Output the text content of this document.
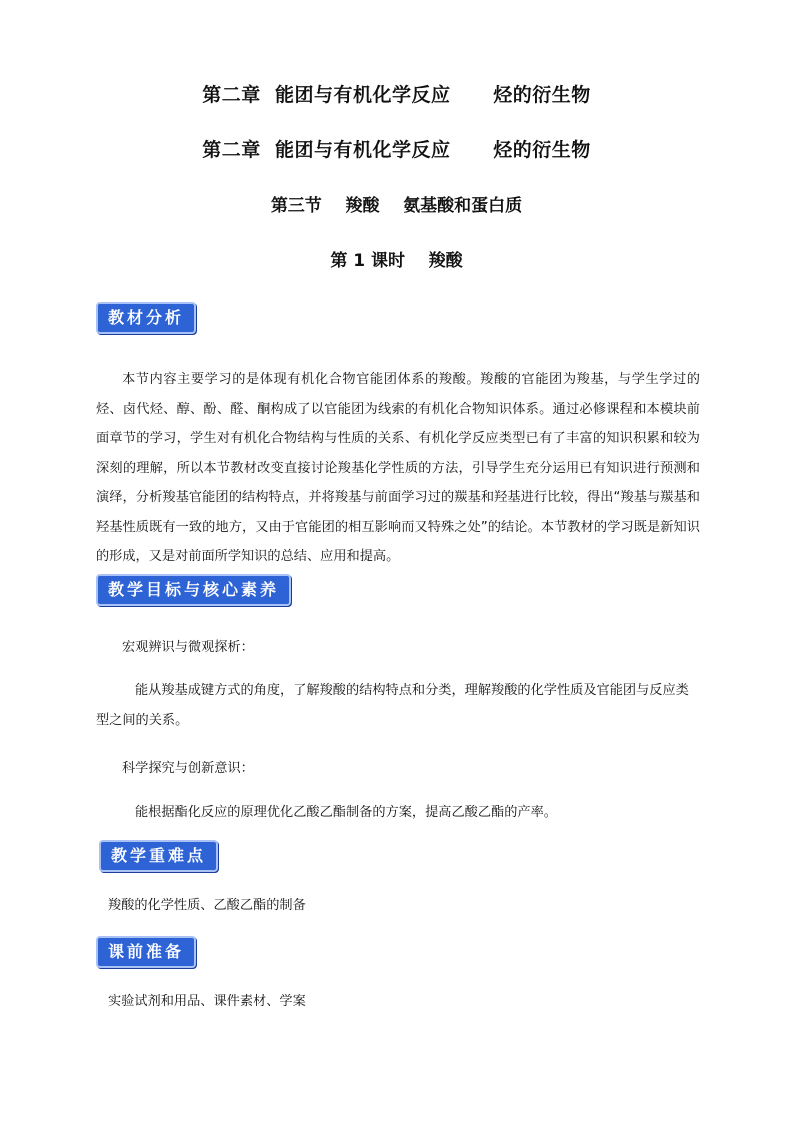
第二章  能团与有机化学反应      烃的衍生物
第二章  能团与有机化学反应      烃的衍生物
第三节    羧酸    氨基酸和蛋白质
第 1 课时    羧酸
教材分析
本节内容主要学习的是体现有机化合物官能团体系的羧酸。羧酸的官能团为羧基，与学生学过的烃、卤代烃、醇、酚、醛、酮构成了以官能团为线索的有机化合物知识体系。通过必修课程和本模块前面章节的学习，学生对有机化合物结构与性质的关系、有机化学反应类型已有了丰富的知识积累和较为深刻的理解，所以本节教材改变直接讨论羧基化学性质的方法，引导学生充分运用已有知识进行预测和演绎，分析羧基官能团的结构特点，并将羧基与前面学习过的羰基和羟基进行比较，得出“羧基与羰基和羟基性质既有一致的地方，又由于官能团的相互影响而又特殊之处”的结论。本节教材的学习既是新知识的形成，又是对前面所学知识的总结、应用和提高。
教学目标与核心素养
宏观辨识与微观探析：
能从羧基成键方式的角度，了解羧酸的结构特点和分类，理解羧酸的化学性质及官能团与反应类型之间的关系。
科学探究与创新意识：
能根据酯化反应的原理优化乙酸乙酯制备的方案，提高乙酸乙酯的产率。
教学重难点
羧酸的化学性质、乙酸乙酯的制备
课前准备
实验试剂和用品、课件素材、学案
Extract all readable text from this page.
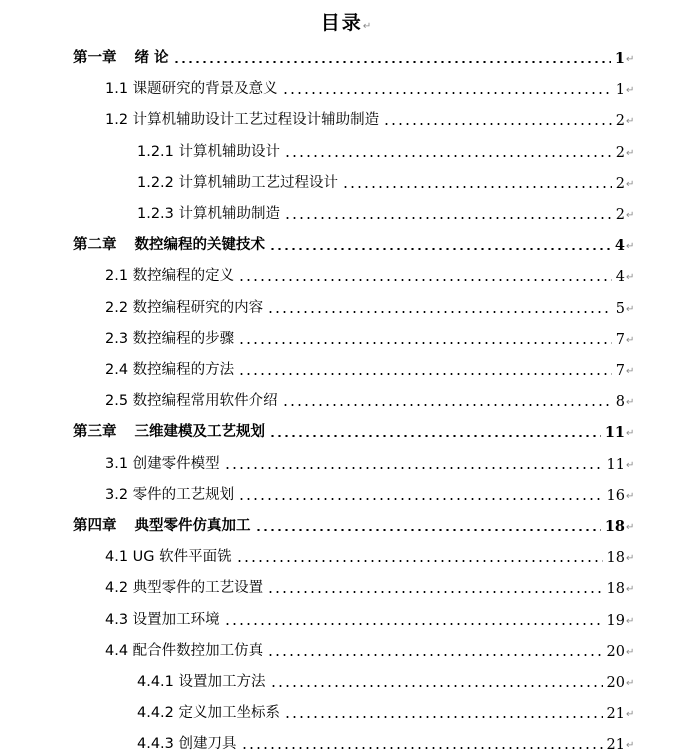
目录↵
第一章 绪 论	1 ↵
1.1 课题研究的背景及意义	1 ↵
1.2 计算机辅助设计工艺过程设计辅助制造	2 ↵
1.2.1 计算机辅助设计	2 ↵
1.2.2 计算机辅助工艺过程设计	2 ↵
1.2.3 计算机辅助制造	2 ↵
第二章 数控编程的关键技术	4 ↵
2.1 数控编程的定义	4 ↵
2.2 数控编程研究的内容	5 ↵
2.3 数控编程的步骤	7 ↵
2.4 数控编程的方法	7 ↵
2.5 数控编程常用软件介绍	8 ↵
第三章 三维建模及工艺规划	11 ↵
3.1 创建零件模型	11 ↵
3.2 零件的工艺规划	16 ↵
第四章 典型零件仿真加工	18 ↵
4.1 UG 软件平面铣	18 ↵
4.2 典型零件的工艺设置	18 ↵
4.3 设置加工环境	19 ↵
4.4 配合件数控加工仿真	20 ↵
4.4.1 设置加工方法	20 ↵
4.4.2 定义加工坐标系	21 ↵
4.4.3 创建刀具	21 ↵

──────────────────────────────

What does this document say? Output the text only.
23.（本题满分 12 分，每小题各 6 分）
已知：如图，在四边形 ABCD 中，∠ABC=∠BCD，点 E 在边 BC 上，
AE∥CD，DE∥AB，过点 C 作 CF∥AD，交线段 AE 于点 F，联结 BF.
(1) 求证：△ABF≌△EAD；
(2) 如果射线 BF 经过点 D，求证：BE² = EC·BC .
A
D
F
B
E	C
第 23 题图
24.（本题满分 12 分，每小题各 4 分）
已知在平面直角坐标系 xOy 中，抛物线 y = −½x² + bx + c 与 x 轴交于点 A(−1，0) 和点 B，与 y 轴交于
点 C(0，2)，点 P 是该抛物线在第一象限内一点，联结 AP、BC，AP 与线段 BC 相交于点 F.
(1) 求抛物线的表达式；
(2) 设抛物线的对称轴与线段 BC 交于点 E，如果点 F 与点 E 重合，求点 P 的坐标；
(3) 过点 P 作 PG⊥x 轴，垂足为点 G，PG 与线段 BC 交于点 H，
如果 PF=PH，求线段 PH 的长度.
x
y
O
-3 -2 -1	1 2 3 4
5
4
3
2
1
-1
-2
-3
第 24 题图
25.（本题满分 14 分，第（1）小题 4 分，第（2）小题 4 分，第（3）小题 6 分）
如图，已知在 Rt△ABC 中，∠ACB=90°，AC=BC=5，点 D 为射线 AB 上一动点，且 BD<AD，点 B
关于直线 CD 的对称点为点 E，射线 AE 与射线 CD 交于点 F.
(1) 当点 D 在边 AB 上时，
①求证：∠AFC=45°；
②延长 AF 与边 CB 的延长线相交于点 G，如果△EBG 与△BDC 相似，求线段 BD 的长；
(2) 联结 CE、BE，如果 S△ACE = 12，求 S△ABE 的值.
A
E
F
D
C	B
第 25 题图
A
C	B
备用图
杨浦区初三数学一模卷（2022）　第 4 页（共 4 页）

──────────────────────────────

Task to complete
In the listing above, locate each line with "每小题各" and copy it.

Completed exercise
23.（本题满分 12 分，每小题各 6 分）
24.（本题满分 12 分，每小题各 4 分）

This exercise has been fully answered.